» SET EXERCISE
Gather every line of the entries that includes the word "Enrollees".

» DATA
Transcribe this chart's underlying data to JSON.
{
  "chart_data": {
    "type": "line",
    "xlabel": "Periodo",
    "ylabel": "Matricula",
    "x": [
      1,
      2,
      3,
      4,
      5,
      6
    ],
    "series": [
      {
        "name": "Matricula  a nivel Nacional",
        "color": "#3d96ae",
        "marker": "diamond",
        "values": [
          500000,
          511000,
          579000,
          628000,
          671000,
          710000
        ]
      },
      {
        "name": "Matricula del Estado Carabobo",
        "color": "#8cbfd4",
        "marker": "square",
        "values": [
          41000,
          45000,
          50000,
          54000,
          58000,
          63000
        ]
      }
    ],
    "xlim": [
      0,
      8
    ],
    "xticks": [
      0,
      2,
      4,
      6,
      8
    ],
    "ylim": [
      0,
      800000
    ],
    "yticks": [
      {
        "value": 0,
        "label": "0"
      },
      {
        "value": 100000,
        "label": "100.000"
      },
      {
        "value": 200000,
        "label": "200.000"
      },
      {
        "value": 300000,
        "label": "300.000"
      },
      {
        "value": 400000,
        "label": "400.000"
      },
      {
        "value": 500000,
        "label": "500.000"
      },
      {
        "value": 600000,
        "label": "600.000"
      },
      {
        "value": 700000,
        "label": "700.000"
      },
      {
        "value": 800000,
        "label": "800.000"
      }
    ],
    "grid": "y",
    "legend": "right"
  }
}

* * *

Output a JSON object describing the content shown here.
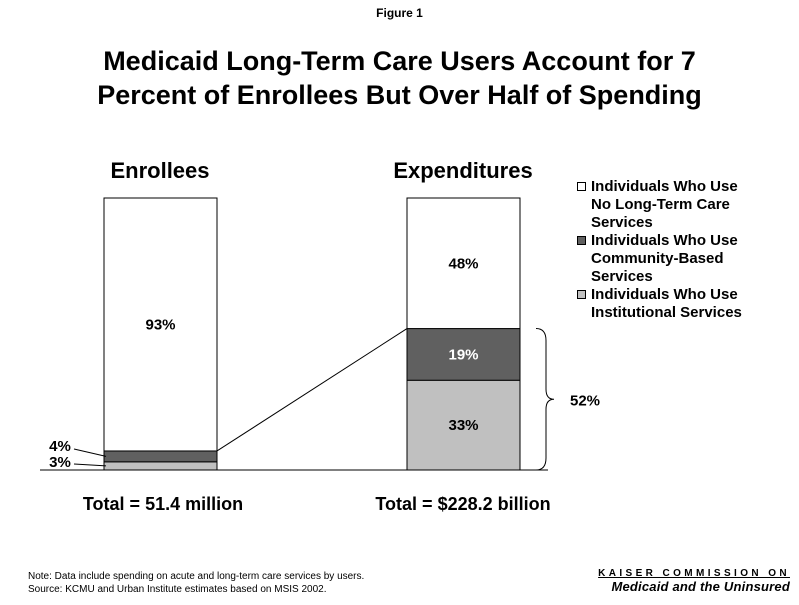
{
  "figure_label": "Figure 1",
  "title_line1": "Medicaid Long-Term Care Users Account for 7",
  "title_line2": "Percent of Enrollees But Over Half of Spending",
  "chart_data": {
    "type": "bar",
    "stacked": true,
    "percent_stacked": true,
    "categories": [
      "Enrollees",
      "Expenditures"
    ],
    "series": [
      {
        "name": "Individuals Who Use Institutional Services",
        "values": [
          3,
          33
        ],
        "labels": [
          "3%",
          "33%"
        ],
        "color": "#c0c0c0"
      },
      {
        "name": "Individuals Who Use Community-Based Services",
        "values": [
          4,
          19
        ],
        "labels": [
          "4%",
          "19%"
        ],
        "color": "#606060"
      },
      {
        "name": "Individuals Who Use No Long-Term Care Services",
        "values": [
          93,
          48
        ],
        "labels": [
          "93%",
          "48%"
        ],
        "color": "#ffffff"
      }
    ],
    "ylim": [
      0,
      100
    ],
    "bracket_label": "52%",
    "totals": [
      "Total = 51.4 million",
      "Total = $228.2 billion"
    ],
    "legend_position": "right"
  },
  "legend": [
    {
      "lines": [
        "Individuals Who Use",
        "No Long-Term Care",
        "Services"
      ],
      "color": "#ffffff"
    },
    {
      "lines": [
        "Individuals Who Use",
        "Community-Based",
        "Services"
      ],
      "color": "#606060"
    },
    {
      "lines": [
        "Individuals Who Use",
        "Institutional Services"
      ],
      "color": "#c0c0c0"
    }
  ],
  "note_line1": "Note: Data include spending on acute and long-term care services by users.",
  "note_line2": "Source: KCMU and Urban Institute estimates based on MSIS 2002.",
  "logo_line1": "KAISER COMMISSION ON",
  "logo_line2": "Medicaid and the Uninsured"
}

---

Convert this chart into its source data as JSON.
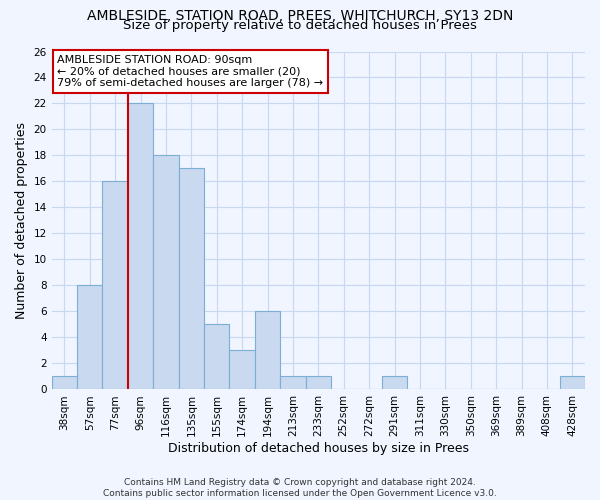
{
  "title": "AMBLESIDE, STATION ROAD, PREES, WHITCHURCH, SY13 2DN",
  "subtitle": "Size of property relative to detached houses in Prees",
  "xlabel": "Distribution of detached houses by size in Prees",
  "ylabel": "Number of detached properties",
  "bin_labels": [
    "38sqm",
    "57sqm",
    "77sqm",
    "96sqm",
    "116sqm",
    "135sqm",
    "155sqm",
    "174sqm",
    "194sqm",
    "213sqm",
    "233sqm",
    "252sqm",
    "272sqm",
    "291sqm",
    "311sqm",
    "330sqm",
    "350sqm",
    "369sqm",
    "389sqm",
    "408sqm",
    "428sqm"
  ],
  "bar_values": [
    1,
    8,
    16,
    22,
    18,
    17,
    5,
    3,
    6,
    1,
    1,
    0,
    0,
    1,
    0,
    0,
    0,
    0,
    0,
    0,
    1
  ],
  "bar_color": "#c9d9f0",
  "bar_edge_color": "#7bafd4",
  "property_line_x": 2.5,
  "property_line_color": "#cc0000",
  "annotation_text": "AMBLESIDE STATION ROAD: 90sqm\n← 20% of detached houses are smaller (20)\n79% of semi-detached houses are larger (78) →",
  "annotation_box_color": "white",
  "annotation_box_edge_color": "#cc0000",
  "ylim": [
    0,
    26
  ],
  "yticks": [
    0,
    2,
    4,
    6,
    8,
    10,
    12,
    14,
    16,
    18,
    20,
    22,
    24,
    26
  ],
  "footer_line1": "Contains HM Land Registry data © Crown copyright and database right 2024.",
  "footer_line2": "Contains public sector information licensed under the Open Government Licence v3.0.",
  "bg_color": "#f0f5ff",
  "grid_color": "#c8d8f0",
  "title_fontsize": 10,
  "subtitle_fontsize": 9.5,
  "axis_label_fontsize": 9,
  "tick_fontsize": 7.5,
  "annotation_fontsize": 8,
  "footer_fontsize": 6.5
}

» EXERCISE SOLUTION
  "title_line2": "Percent of Enrollees But Over Half of Spending",
      "Enrollees",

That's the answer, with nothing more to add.